Records from a data source:
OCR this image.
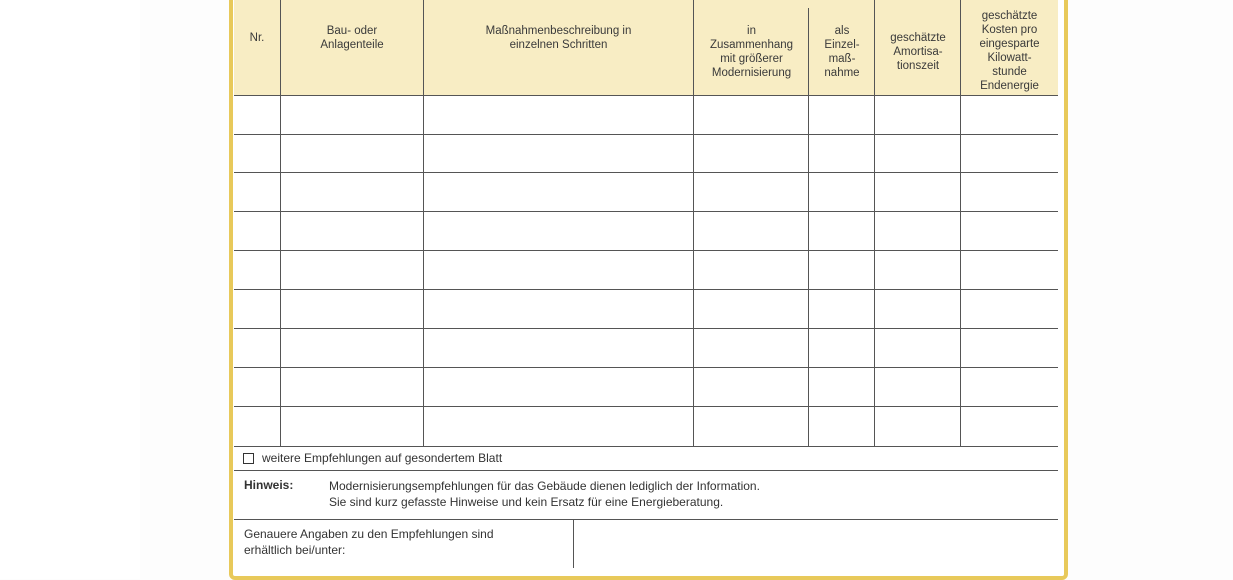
Nr.
Bau- oder
Anlagenteile
Maßnahmenbeschreibung in
einzelnen Schritten
in
Zusammenhang
mit größerer
Modernisierung
als
Einzel-
maß-
nahme
geschätzte
Amortisa-
tionszeit
geschätzte
Kosten pro
eingesparte
Kilowatt-
stunde
Endenergie
weitere Empfehlungen auf gesondertem Blatt
Hinweis:	Modernisierungsempfehlungen für das Gebäude dienen lediglich der Information.
Sie sind kurz gefasste Hinweise und kein Ersatz für eine Energieberatung.
Genauere Angaben zu den Empfehlungen sind
erhältlich bei/unter:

> _What to work on_
Output a faithful copy of the data, with each picture left out.

> _Answer to the task_
OCR this image.
Nr.
Bau- oder
Anlagenteile
Maßnahmenbeschreibung in
einzelnen Schritten
in
Zusammenhang
mit größerer
Modernisierung
als
Einzel-
maß-
nahme
geschätzte
Amortisa-
tionszeit
geschätzte
Kosten pro
eingesparte
Kilowatt-
stunde
Endenergie
weitere Empfehlungen auf gesondertem Blatt
Hinweis:	Modernisierungsempfehlungen für das Gebäude dienen lediglich der Information.
Sie sind kurz gefasste Hinweise und kein Ersatz für eine Energieberatung.
Genauere Angaben zu den Empfehlungen sind
erhältlich bei/unter:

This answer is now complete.